**Task details**.
Give the listing below again in full, exactly as written.

Dataset rows about figures:
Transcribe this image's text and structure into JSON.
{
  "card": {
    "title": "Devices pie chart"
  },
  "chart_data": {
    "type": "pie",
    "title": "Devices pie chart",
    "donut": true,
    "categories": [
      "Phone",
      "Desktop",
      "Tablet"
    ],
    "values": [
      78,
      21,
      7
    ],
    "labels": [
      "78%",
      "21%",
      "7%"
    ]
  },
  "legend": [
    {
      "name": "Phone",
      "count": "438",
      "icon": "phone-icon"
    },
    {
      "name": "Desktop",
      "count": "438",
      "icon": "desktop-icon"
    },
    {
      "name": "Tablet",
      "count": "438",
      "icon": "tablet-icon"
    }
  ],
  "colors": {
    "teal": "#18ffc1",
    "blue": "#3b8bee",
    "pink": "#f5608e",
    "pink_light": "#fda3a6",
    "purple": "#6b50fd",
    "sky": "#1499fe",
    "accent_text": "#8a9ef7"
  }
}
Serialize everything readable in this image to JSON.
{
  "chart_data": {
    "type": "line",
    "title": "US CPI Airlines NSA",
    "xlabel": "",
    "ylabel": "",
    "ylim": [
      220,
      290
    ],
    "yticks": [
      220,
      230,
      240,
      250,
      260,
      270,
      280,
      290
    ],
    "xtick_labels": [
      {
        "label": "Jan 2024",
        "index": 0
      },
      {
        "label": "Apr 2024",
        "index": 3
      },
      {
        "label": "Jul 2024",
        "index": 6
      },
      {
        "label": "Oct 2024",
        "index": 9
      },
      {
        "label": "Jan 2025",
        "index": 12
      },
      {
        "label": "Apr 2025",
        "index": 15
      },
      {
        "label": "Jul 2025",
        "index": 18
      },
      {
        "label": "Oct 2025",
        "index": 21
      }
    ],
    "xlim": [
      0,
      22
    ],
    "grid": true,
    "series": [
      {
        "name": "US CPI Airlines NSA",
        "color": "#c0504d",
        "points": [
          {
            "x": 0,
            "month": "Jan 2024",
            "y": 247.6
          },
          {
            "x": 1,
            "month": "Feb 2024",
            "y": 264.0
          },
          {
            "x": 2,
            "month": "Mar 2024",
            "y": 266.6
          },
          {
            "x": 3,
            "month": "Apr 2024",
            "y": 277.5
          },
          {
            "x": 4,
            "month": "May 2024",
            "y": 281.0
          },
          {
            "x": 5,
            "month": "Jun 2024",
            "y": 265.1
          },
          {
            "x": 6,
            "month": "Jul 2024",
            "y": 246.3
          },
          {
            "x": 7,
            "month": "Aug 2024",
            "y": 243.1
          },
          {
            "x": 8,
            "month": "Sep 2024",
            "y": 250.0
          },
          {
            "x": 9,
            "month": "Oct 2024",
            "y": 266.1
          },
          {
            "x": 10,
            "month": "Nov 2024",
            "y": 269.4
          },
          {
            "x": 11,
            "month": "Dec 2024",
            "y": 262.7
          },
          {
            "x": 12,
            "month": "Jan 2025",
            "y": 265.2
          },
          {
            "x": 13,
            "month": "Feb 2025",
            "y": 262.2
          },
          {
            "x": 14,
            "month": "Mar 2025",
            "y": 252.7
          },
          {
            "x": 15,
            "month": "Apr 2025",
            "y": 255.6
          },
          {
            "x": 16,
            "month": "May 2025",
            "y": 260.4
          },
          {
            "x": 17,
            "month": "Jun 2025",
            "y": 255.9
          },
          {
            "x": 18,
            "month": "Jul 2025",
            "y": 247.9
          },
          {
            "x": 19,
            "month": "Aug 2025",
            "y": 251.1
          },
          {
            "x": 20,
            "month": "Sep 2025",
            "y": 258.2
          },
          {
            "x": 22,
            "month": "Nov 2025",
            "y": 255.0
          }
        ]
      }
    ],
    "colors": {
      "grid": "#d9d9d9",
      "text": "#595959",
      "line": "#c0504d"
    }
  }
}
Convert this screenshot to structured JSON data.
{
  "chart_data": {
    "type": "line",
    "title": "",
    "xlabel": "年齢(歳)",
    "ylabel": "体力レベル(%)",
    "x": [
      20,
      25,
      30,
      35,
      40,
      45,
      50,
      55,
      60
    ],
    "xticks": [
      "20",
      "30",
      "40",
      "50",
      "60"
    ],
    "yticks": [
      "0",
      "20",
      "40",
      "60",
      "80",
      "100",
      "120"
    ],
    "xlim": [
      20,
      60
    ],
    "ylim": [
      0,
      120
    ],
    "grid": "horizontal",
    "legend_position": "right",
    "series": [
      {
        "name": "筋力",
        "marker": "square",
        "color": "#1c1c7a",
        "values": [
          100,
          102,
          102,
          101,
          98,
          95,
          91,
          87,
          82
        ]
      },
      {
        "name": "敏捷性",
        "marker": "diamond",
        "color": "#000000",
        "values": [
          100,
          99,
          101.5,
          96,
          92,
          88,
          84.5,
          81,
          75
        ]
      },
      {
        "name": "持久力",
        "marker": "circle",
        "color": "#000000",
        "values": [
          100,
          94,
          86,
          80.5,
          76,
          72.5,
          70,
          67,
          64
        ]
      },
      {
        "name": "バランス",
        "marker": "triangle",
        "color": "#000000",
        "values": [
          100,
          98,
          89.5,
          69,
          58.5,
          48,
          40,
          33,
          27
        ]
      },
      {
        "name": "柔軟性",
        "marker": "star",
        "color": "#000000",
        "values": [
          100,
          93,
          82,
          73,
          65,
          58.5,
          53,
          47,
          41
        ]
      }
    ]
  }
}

**Finished answer**.
Transcribe this image's text and structure into JSON.
{
  "card": {
    "title": "Devices pie chart"
  },
  "chart_data": {
    "type": "pie",
    "title": "Devices pie chart",
    "donut": true,
    "categories": [
      "Phone",
      "Desktop",
      "Tablet"
    ],
    "values": [
      78,
      21,
      7
    ],
    "labels": [
      "78%",
      "21%",
      "7%"
    ]
  },
  "legend": [
    {
      "name": "Phone",
      "count": "438",
      "icon": "phone-icon"
    },
    {
      "name": "Desktop",
      "count": "438",
      "icon": "desktop-icon"
    },
    {
      "name": "Tablet",
      "count": "438",
      "icon": "tablet-icon"
    }
  ],
  "colors": {
    "teal": "#18ffc1",
    "blue": "#3b8bee",
    "pink": "#f5608e",
    "pink_light": "#fda3a6",
    "purple": "#6b50fd",
    "sky": "#1499fe",
    "accent_text": "#8a9ef7"
  }
}
Serialize everything readable in this image to JSON.
{
  "chart_data": {
    "type": "line",
    "title": "US CPI Airlines NSA",
    "xlabel": "",
    "ylabel": "",
    "ylim": [
      220,
      290
    ],
    "yticks": [
      220,
      230,
      240,
      250,
      260,
      270,
      280,
      290
    ],
    "xtick_labels": [
      {
        "label": "Jan 2024",
        "index": 0
      },
      {
        "label": "Apr 2024",
        "index": 3
      },
      {
        "label": "Jul 2024",
        "index": 6
      },
      {
        "label": "Oct 2024",
        "index": 9
      },
      {
        "label": "Jan 2025",
        "index": 12
      },
      {
        "label": "Apr 2025",
        "index": 15
      },
      {
        "label": "Jul 2025",
        "index": 18
      },
      {
        "label": "Oct 2025",
        "index": 21
      }
    ],
    "xlim": [
      0,
      22
    ],
    "grid": true,
    "series": [
      {
        "name": "US CPI Airlines NSA",
        "color": "#c0504d",
        "points": [
          {
            "x": 0,
            "month": "Jan 2024",
            "y": 247.6
          },
          {
            "x": 1,
            "month": "Feb 2024",
            "y": 264.0
          },
          {
            "x": 2,
            "month": "Mar 2024",
            "y": 266.6
          },
          {
            "x": 3,
            "month": "Apr 2024",
            "y": 277.5
          },
          {
            "x": 4,
            "month": "May 2024",
            "y": 281.0
          },
          {
            "x": 5,
            "month": "Jun 2024",
            "y": 265.1
          },
          {
            "x": 6,
            "month": "Jul 2024",
            "y": 246.3
          },
          {
            "x": 7,
            "month": "Aug 2024",
            "y": 243.1
          },
          {
            "x": 8,
            "month": "Sep 2024",
            "y": 250.0
          },
          {
            "x": 9,
            "month": "Oct 2024",
            "y": 266.1
          },
          {
            "x": 10,
            "month": "Nov 2024",
            "y": 269.4
          },
          {
            "x": 11,
            "month": "Dec 2024",
            "y": 262.7
          },
          {
            "x": 12,
            "month": "Jan 2025",
            "y": 265.2
          },
          {
            "x": 13,
            "month": "Feb 2025",
            "y": 262.2
          },
          {
            "x": 14,
            "month": "Mar 2025",
            "y": 252.7
          },
          {
            "x": 15,
            "month": "Apr 2025",
            "y": 255.6
          },
          {
            "x": 16,
            "month": "May 2025",
            "y": 260.4
          },
          {
            "x": 17,
            "month": "Jun 2025",
            "y": 255.9
          },
          {
            "x": 18,
            "month": "Jul 2025",
            "y": 247.9
          },
          {
            "x": 19,
            "month": "Aug 2025",
            "y": 251.1
          },
          {
            "x": 20,
            "month": "Sep 2025",
            "y": 258.2
          },
          {
            "x": 22,
            "month": "Nov 2025",
            "y": 255.0
          }
        ]
      }
    ],
    "colors": {
      "grid": "#d9d9d9",
      "text": "#595959",
      "line": "#c0504d"
    }
  }
}
Convert this screenshot to structured JSON data.
{
  "chart_data": {
    "type": "line",
    "title": "",
    "xlabel": "年齢(歳)",
    "ylabel": "体力レベル(%)",
    "x": [
      20,
      25,
      30,
      35,
      40,
      45,
      50,
      55,
      60
    ],
    "xticks": [
      "20",
      "30",
      "40",
      "50",
      "60"
    ],
    "yticks": [
      "0",
      "20",
      "40",
      "60",
      "80",
      "100",
      "120"
    ],
    "xlim": [
      20,
      60
    ],
    "ylim": [
      0,
      120
    ],
    "grid": "horizontal",
    "legend_position": "right",
    "series": [
      {
        "name": "筋力",
        "marker": "square",
        "color": "#1c1c7a",
        "values": [
          100,
          102,
          102,
          101,
          98,
          95,
          91,
          87,
          82
        ]
      },
      {
        "name": "敏捷性",
        "marker": "diamond",
        "color": "#000000",
        "values": [
          100,
          99,
          101.5,
          96,
          92,
          88,
          84.5,
          81,
          75
        ]
      },
      {
        "name": "持久力",
        "marker": "circle",
        "color": "#000000",
        "values": [
          100,
          94,
          86,
          80.5,
          76,
          72.5,
          70,
          67,
          64
        ]
      },
      {
        "name": "バランス",
        "marker": "triangle",
        "color": "#000000",
        "values": [
          100,
          98,
          89.5,
          69,
          58.5,
          48,
          40,
          33,
          27
        ]
      },
      {
        "name": "柔軟性",
        "marker": "star",
        "color": "#000000",
        "values": [
          100,
          93,
          82,
          73,
          65,
          58.5,
          53,
          47,
          41
        ]
      }
    ]
  }
}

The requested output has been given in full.